(begin)

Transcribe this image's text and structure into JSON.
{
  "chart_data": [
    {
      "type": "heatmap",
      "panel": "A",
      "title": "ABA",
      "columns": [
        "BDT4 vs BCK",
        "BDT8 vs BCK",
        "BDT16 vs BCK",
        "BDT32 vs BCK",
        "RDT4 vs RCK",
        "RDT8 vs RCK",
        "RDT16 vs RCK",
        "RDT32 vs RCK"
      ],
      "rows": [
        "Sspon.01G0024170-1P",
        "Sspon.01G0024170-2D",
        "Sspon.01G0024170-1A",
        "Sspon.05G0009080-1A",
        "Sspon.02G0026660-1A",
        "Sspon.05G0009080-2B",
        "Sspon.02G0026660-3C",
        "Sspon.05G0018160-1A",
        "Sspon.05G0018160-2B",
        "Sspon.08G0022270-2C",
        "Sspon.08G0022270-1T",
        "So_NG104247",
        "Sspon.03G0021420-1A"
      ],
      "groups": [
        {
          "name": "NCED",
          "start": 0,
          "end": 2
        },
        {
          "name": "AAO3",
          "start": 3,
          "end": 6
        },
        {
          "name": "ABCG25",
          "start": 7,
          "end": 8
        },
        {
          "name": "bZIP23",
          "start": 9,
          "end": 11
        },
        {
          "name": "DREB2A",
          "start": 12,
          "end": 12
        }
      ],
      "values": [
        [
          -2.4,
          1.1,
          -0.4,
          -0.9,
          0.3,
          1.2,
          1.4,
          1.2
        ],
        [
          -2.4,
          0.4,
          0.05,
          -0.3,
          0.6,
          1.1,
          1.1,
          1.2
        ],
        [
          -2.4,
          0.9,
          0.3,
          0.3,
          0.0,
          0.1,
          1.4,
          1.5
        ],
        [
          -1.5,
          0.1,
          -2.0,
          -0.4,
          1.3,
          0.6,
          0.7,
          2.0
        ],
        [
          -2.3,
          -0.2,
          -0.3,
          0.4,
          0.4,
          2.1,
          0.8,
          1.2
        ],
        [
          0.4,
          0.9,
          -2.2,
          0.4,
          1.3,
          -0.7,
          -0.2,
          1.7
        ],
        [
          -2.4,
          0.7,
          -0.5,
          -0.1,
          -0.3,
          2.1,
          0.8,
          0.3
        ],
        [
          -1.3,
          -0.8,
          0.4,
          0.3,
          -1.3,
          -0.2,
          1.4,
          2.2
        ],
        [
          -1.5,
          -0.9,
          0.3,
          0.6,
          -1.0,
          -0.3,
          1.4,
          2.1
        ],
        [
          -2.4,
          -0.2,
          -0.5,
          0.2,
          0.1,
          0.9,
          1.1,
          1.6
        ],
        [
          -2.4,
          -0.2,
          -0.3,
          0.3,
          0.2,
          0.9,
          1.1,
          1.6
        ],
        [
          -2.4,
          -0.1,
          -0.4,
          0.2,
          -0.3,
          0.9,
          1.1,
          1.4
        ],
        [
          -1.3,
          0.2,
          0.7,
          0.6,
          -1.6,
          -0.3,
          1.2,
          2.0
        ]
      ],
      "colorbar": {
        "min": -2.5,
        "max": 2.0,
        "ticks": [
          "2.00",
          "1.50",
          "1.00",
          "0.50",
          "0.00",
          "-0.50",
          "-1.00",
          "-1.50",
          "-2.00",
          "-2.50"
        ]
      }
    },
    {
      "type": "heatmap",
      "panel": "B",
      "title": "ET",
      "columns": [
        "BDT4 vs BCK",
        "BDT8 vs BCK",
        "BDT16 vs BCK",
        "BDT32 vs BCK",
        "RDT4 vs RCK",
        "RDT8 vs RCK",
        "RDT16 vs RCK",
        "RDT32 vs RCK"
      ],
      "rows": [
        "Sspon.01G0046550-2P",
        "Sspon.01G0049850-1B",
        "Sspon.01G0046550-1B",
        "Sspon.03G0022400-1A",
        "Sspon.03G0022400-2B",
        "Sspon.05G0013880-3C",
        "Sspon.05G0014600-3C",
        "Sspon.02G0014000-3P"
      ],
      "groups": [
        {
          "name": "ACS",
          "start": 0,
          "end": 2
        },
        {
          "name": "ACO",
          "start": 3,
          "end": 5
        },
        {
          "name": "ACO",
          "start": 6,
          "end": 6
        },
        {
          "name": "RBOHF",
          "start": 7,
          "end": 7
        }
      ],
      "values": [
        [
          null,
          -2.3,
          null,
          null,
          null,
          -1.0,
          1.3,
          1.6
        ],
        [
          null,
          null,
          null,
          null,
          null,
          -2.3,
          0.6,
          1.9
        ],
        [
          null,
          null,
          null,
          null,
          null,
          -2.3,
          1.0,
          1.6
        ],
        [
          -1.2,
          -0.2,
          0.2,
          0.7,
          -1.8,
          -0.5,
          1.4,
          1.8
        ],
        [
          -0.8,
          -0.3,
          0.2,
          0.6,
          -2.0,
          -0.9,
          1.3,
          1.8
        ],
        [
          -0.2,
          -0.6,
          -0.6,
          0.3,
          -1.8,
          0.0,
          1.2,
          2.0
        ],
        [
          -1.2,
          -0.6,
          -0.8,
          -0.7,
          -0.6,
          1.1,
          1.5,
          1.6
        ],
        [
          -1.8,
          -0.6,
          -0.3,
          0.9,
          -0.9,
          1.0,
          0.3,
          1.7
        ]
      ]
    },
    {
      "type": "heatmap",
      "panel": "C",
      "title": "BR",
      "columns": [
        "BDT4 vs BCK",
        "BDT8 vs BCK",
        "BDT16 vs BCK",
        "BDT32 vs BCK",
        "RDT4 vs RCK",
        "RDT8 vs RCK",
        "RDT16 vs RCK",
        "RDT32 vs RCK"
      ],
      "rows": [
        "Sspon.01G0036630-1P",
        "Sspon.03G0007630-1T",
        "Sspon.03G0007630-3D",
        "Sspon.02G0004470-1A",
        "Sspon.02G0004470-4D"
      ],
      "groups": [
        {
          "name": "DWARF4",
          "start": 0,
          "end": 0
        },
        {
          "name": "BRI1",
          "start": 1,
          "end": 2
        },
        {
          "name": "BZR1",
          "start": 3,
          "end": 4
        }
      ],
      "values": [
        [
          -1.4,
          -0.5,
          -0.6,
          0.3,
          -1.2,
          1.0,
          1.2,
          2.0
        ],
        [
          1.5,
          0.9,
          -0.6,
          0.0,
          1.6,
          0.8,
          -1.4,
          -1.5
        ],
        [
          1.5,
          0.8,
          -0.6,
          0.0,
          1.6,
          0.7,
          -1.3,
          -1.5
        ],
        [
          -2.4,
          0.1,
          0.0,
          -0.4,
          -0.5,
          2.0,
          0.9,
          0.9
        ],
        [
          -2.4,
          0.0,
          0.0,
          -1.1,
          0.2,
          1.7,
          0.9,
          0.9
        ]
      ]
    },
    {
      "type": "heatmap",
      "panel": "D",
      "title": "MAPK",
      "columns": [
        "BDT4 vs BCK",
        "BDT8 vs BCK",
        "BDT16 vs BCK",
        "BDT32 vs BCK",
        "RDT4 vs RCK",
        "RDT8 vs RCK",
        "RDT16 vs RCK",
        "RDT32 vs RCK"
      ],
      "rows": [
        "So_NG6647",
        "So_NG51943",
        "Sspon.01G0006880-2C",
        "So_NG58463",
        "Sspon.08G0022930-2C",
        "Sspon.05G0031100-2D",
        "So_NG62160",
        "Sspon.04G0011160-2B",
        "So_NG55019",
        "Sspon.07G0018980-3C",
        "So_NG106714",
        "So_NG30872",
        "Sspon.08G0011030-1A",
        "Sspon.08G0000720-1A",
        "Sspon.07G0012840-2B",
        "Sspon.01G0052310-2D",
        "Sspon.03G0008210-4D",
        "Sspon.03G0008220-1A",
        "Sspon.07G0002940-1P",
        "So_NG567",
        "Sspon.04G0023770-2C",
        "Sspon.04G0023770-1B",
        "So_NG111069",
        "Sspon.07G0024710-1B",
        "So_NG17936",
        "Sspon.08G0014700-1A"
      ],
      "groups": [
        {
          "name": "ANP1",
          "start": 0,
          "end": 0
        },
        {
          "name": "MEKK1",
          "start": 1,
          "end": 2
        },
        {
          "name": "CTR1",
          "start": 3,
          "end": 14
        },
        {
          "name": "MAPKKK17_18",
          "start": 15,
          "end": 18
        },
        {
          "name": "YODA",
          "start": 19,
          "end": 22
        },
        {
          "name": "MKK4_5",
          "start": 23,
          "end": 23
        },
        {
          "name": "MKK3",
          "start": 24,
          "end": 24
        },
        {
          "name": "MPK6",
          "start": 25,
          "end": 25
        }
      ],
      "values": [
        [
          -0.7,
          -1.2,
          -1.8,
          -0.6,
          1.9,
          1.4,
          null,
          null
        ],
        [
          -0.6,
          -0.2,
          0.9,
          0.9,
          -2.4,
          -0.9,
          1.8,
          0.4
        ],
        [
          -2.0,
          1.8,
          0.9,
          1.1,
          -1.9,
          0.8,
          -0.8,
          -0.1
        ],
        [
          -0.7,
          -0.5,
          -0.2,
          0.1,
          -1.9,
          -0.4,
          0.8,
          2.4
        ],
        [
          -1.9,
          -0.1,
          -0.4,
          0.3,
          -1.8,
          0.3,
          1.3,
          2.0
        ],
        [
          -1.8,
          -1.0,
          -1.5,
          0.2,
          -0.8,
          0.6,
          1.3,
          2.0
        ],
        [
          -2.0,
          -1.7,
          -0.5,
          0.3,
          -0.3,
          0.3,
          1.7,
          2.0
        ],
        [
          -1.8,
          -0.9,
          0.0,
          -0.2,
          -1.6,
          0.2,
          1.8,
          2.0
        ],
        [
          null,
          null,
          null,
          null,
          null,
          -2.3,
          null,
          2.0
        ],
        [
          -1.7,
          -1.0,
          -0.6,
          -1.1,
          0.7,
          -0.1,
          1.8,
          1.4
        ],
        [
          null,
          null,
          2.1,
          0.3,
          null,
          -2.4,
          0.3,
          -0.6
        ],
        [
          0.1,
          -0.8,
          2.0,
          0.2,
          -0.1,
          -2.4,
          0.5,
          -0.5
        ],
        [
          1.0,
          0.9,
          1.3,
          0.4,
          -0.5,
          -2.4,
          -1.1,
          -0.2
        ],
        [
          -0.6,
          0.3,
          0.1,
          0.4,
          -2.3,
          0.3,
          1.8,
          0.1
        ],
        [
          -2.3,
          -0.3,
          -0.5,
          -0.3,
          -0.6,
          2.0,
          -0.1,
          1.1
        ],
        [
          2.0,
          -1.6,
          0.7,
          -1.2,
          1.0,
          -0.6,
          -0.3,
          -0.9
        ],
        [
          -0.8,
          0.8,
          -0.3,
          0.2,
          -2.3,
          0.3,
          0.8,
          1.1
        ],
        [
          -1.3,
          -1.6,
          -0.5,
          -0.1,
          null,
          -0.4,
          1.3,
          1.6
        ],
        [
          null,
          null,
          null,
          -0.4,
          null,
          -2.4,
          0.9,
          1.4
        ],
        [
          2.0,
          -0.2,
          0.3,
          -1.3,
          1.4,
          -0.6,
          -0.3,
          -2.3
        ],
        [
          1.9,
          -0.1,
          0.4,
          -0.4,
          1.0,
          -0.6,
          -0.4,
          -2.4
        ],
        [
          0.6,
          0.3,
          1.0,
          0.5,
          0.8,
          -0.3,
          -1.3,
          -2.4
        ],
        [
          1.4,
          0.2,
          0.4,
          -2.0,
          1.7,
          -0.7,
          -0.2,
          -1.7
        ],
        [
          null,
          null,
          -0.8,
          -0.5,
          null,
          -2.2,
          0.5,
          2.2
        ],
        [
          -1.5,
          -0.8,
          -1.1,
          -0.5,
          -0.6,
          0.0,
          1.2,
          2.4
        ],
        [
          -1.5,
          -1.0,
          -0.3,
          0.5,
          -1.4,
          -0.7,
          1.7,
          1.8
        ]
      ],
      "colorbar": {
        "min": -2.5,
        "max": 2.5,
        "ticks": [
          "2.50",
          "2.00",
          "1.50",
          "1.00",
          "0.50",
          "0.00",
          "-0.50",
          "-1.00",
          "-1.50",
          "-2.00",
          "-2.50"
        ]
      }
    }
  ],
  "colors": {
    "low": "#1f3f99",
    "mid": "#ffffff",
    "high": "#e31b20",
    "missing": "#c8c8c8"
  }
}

(end)

PROBLEM REQUIREMENTS. Only lines with the word "title" are wanted, so copy each one from the records.

TASK ANSWER.
      "title": "ABA",
      "title": "ET",
      "title": "BR",
      "title": "MAPK",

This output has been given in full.